Listed entries:
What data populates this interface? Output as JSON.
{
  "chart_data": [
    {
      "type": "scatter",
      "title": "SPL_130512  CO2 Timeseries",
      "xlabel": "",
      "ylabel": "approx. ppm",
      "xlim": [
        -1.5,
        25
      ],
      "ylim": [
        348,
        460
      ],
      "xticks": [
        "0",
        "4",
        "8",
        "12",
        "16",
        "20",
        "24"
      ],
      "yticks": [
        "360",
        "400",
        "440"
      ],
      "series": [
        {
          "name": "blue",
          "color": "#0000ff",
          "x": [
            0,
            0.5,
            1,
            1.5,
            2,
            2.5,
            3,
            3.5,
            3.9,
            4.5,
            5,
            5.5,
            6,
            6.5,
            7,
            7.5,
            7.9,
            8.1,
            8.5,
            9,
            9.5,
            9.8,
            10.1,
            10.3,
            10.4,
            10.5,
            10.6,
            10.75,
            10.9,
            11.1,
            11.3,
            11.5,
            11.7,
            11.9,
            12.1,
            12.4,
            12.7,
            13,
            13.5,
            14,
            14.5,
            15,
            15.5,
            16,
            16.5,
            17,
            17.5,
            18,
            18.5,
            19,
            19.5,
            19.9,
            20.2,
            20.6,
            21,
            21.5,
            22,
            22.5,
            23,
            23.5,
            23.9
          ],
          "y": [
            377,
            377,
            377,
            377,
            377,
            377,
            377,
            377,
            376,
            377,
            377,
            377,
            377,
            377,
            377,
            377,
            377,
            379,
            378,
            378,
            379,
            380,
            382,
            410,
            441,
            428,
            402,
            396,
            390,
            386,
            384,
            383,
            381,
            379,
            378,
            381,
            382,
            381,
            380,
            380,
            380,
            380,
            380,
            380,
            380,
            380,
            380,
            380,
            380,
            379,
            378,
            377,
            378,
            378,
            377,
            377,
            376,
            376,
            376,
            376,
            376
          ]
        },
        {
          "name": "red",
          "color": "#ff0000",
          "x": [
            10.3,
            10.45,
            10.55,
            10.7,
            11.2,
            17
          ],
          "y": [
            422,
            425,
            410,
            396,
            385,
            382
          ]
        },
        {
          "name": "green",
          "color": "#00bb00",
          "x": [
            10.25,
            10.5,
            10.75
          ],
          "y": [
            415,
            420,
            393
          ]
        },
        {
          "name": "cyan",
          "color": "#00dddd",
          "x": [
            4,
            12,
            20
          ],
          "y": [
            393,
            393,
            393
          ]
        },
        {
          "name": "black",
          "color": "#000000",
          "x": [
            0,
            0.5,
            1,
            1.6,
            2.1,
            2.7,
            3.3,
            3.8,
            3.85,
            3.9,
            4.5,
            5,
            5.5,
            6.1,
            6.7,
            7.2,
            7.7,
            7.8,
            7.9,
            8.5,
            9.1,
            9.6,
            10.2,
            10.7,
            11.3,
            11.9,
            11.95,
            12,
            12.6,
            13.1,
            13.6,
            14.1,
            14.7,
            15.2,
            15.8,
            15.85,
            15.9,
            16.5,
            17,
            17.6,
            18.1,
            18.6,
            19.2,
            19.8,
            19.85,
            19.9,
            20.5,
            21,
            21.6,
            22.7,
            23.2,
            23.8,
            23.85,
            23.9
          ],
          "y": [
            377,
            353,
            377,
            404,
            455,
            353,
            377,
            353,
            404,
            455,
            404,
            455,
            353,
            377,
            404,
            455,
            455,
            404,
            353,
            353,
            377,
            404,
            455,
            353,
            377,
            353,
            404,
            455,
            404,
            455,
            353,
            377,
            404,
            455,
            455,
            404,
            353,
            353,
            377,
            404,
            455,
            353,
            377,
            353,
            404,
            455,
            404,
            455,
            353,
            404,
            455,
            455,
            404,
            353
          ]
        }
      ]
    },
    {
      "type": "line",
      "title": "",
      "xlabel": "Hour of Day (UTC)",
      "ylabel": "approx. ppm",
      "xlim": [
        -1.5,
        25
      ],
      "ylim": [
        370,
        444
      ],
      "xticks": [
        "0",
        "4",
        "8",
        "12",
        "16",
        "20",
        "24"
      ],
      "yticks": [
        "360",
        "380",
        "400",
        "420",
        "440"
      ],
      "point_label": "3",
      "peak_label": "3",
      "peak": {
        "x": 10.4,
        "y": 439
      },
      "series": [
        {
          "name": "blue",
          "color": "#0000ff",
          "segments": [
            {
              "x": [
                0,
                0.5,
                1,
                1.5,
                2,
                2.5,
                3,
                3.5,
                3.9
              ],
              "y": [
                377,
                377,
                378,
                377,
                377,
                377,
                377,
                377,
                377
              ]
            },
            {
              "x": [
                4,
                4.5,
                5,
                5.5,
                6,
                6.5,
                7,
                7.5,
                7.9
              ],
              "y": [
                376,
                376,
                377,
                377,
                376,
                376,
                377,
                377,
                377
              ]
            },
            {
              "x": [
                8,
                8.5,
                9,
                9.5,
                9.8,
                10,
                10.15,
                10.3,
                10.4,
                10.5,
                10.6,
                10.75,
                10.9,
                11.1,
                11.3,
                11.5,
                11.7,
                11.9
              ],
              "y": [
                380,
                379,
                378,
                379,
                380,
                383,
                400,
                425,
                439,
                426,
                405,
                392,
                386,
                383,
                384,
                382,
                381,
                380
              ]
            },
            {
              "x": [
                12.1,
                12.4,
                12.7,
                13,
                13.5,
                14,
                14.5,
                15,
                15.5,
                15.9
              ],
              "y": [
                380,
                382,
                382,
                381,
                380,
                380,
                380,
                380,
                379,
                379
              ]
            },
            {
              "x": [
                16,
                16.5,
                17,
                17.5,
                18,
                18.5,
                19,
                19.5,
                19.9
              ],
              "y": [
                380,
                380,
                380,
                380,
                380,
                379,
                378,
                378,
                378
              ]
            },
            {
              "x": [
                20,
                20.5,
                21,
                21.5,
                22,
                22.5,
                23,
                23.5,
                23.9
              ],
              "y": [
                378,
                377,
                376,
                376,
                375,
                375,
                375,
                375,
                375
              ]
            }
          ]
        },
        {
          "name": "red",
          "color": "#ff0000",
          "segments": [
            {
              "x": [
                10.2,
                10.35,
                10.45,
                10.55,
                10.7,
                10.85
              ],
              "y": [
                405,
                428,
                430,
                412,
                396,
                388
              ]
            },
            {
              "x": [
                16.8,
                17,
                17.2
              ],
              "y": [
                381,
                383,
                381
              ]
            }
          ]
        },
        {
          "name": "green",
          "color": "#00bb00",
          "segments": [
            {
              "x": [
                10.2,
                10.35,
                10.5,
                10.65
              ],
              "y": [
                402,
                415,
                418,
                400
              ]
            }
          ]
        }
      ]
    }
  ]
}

Task description:
Would you write down every record again, exactly?

Expected output:
What data populates this interface? Output as JSON.
{
  "chart_data": [
    {
      "type": "scatter",
      "title": "SPL_130512  CO2 Timeseries",
      "xlabel": "",
      "ylabel": "approx. ppm",
      "xlim": [
        -1.5,
        25
      ],
      "ylim": [
        348,
        460
      ],
      "xticks": [
        "0",
        "4",
        "8",
        "12",
        "16",
        "20",
        "24"
      ],
      "yticks": [
        "360",
        "400",
        "440"
      ],
      "series": [
        {
          "name": "blue",
          "color": "#0000ff",
          "x": [
            0,
            0.5,
            1,
            1.5,
            2,
            2.5,
            3,
            3.5,
            3.9,
            4.5,
            5,
            5.5,
            6,
            6.5,
            7,
            7.5,
            7.9,
            8.1,
            8.5,
            9,
            9.5,
            9.8,
            10.1,
            10.3,
            10.4,
            10.5,
            10.6,
            10.75,
            10.9,
            11.1,
            11.3,
            11.5,
            11.7,
            11.9,
            12.1,
            12.4,
            12.7,
            13,
            13.5,
            14,
            14.5,
            15,
            15.5,
            16,
            16.5,
            17,
            17.5,
            18,
            18.5,
            19,
            19.5,
            19.9,
            20.2,
            20.6,
            21,
            21.5,
            22,
            22.5,
            23,
            23.5,
            23.9
          ],
          "y": [
            377,
            377,
            377,
            377,
            377,
            377,
            377,
            377,
            376,
            377,
            377,
            377,
            377,
            377,
            377,
            377,
            377,
            379,
            378,
            378,
            379,
            380,
            382,
            410,
            441,
            428,
            402,
            396,
            390,
            386,
            384,
            383,
            381,
            379,
            378,
            381,
            382,
            381,
            380,
            380,
            380,
            380,
            380,
            380,
            380,
            380,
            380,
            380,
            380,
            379,
            378,
            377,
            378,
            378,
            377,
            377,
            376,
            376,
            376,
            376,
            376
          ]
        },
        {
          "name": "red",
          "color": "#ff0000",
          "x": [
            10.3,
            10.45,
            10.55,
            10.7,
            11.2,
            17
          ],
          "y": [
            422,
            425,
            410,
            396,
            385,
            382
          ]
        },
        {
          "name": "green",
          "color": "#00bb00",
          "x": [
            10.25,
            10.5,
            10.75
          ],
          "y": [
            415,
            420,
            393
          ]
        },
        {
          "name": "cyan",
          "color": "#00dddd",
          "x": [
            4,
            12,
            20
          ],
          "y": [
            393,
            393,
            393
          ]
        },
        {
          "name": "black",
          "color": "#000000",
          "x": [
            0,
            0.5,
            1,
            1.6,
            2.1,
            2.7,
            3.3,
            3.8,
            3.85,
            3.9,
            4.5,
            5,
            5.5,
            6.1,
            6.7,
            7.2,
            7.7,
            7.8,
            7.9,
            8.5,
            9.1,
            9.6,
            10.2,
            10.7,
            11.3,
            11.9,
            11.95,
            12,
            12.6,
            13.1,
            13.6,
            14.1,
            14.7,
            15.2,
            15.8,
            15.85,
            15.9,
            16.5,
            17,
            17.6,
            18.1,
            18.6,
            19.2,
            19.8,
            19.85,
            19.9,
            20.5,
            21,
            21.6,
            22.7,
            23.2,
            23.8,
            23.85,
            23.9
          ],
          "y": [
            377,
            353,
            377,
            404,
            455,
            353,
            377,
            353,
            404,
            455,
            404,
            455,
            353,
            377,
            404,
            455,
            455,
            404,
            353,
            353,
            377,
            404,
            455,
            353,
            377,
            353,
            404,
            455,
            404,
            455,
            353,
            377,
            404,
            455,
            455,
            404,
            353,
            353,
            377,
            404,
            455,
            353,
            377,
            353,
            404,
            455,
            404,
            455,
            353,
            404,
            455,
            455,
            404,
            353
          ]
        }
      ]
    },
    {
      "type": "line",
      "title": "",
      "xlabel": "Hour of Day (UTC)",
      "ylabel": "approx. ppm",
      "xlim": [
        -1.5,
        25
      ],
      "ylim": [
        370,
        444
      ],
      "xticks": [
        "0",
        "4",
        "8",
        "12",
        "16",
        "20",
        "24"
      ],
      "yticks": [
        "360",
        "380",
        "400",
        "420",
        "440"
      ],
      "point_label": "3",
      "peak_label": "3",
      "peak": {
        "x": 10.4,
        "y": 439
      },
      "series": [
        {
          "name": "blue",
          "color": "#0000ff",
          "segments": [
            {
              "x": [
                0,
                0.5,
                1,
                1.5,
                2,
                2.5,
                3,
                3.5,
                3.9
              ],
              "y": [
                377,
                377,
                378,
                377,
                377,
                377,
                377,
                377,
                377
              ]
            },
            {
              "x": [
                4,
                4.5,
                5,
                5.5,
                6,
                6.5,
                7,
                7.5,
                7.9
              ],
              "y": [
                376,
                376,
                377,
                377,
                376,
                376,
                377,
                377,
                377
              ]
            },
            {
              "x": [
                8,
                8.5,
                9,
                9.5,
                9.8,
                10,
                10.15,
                10.3,
                10.4,
                10.5,
                10.6,
                10.75,
                10.9,
                11.1,
                11.3,
                11.5,
                11.7,
                11.9
              ],
              "y": [
                380,
                379,
                378,
                379,
                380,
                383,
                400,
                425,
                439,
                426,
                405,
                392,
                386,
                383,
                384,
                382,
                381,
                380
              ]
            },
            {
              "x": [
                12.1,
                12.4,
                12.7,
                13,
                13.5,
                14,
                14.5,
                15,
                15.5,
                15.9
              ],
              "y": [
                380,
                382,
                382,
                381,
                380,
                380,
                380,
                380,
                379,
                379
              ]
            },
            {
              "x": [
                16,
                16.5,
                17,
                17.5,
                18,
                18.5,
                19,
                19.5,
                19.9
              ],
              "y": [
                380,
                380,
                380,
                380,
                380,
                379,
                378,
                378,
                378
              ]
            },
            {
              "x": [
                20,
                20.5,
                21,
                21.5,
                22,
                22.5,
                23,
                23.5,
                23.9
              ],
              "y": [
                378,
                377,
                376,
                376,
                375,
                375,
                375,
                375,
                375
              ]
            }
          ]
        },
        {
          "name": "red",
          "color": "#ff0000",
          "segments": [
            {
              "x": [
                10.2,
                10.35,
                10.45,
                10.55,
                10.7,
                10.85
              ],
              "y": [
                405,
                428,
                430,
                412,
                396,
                388
              ]
            },
            {
              "x": [
                16.8,
                17,
                17.2
              ],
              "y": [
                381,
                383,
                381
              ]
            }
          ]
        },
        {
          "name": "green",
          "color": "#00bb00",
          "segments": [
            {
              "x": [
                10.2,
                10.35,
                10.5,
                10.65
              ],
              "y": [
                402,
                415,
                418,
                400
              ]
            }
          ]
        }
      ]
    }
  ]
}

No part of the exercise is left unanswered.